_WRITTEN TASK_
Copy all the entries word for word, but omit the pictures.

_TASK INPUTS_
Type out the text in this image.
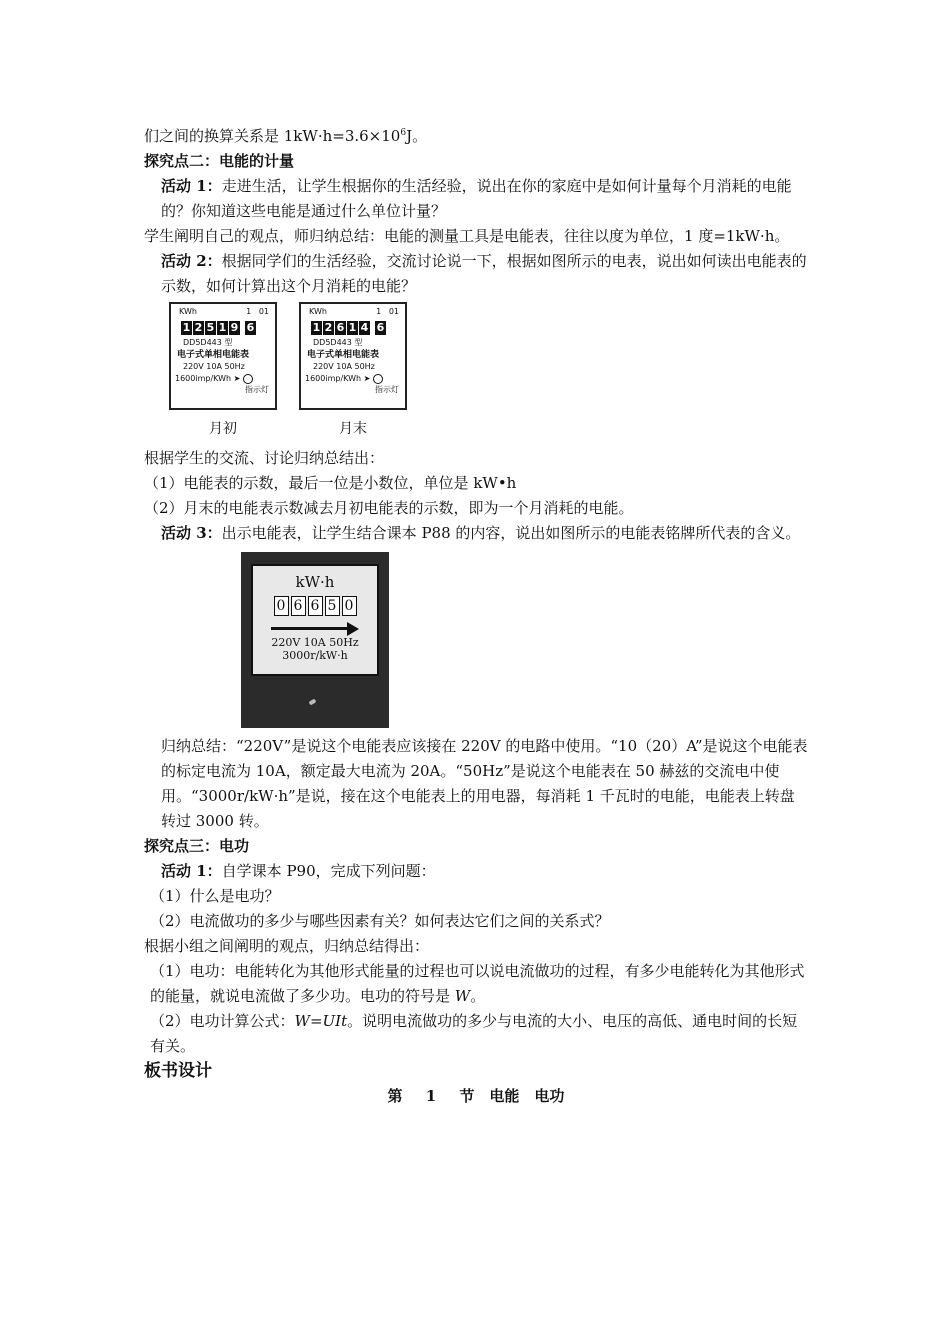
们之间的换算关系是 $1kW\cdot h=3.6\times 10^6J$。

探究点二：电能的计量

活动 1：走进生活，让学生根据你的生活经验，说出在你的家庭中是如何计量每个月消耗的电能的？你知道这些电能是通过什么单位计量？

学生阐明自己的观点，师归纳总结：电能的测量工具是电能表，往往以度为单位，1 度=1kW·h。

活动 2：根据同学们的生活经验，交流讨论说一下，根据如图所示的电表，说出如何读出电能表的示数，如何计算出这个月消耗的电能？

KWh	1 01
1 2 5 1 9 6
DD5D443 型
电子式单相电能表
220V 10A 50Hz
1600imp/KWh
➤
指示灯
月初
KWh	1 01
1 2 6 1 4 6
DD5D443 型
电子式单相电能表
220V 10A 50Hz
1600imp/KWh
➤
指示灯
月末

根据学生的交流、讨论归纳总结出：

（1）电能表的示数，最后一位是小数位，单位是 kW•h

（2）月末的电能表示数减去月初电能表的示数，即为一个月消耗的电能。

活动 3：出示电能表，让学生结合课本 P88 的内容，说出如图所示的电能表铭牌所代表的含义。

kW·h
0 6 6 5 0
220V 10A 50Hz
3000r/kW·h

归纳总结：“220V”是说这个电能表应该接在 220V 的电路中使用。“10（20）A”是说这个电能表的标定电流为 10A，额定最大电流为 20A。“50Hz”是说这个电能表在 50 赫兹的交流电中使用。“3000r/kW·h”是说，接在这个电能表上的用电器，每消耗 1 千瓦时的电能，电能表上转盘转过 3000 转。

探究点三：电功

活动 1：自学课本 P90，完成下列问题：

（1）什么是电功？

（2）电流做功的多少与哪些因素有关？如何表达它们之间的关系式？

根据小组之间阐明的观点，归纳总结得出：

（1）电功：电能转化为其他形式能量的过程也可以说电流做功的过程，有多少电能转化为其他形式的能量，就说电流做了多少功。电功的符号是 W。

（2）电功计算公式：W=UIt。说明电流做功的多少与电流的大小、电压的高低、通电时间的长短有关。

板书设计

第 1 节　电能　电功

_EXERCISE ANSWER_
Type out the text in this image.
们之间的换算关系是 $1kW\cdot h=3.6\times 10^6J$。

探究点二：电能的计量

活动 1：走进生活，让学生根据你的生活经验，说出在你的家庭中是如何计量每个月消耗的电能的？你知道这些电能是通过什么单位计量？

学生阐明自己的观点，师归纳总结：电能的测量工具是电能表，往往以度为单位，1 度=1kW·h。

活动 2：根据同学们的生活经验，交流讨论说一下，根据如图所示的电表，说出如何读出电能表的示数，如何计算出这个月消耗的电能？

KWh	1 01
1 2 5 1 9 6
DD5D443 型
电子式单相电能表
220V 10A 50Hz
1600imp/KWh
➤
指示灯
月初
KWh	1 01
1 2 6 1 4 6
DD5D443 型
电子式单相电能表
220V 10A 50Hz
1600imp/KWh
➤
指示灯
月末

根据学生的交流、讨论归纳总结出：

（1）电能表的示数，最后一位是小数位，单位是 kW•h

（2）月末的电能表示数减去月初电能表的示数，即为一个月消耗的电能。

活动 3：出示电能表，让学生结合课本 P88 的内容，说出如图所示的电能表铭牌所代表的含义。

kW·h
0 6 6 5 0
220V 10A 50Hz
3000r/kW·h

归纳总结：“220V”是说这个电能表应该接在 220V 的电路中使用。“10（20）A”是说这个电能表的标定电流为 10A，额定最大电流为 20A。“50Hz”是说这个电能表在 50 赫兹的交流电中使用。“3000r/kW·h”是说，接在这个电能表上的用电器，每消耗 1 千瓦时的电能，电能表上转盘转过 3000 转。

探究点三：电功

活动 1：自学课本 P90，完成下列问题：

（1）什么是电功？

（2）电流做功的多少与哪些因素有关？如何表达它们之间的关系式？

根据小组之间阐明的观点，归纳总结得出：

（1）电功：电能转化为其他形式能量的过程也可以说电流做功的过程，有多少电能转化为其他形式的能量，就说电流做了多少功。电功的符号是 W。

（2）电功计算公式：W=UIt。说明电流做功的多少与电流的大小、电压的高低、通电时间的长短有关。

板书设计

第 1 节　电能　电功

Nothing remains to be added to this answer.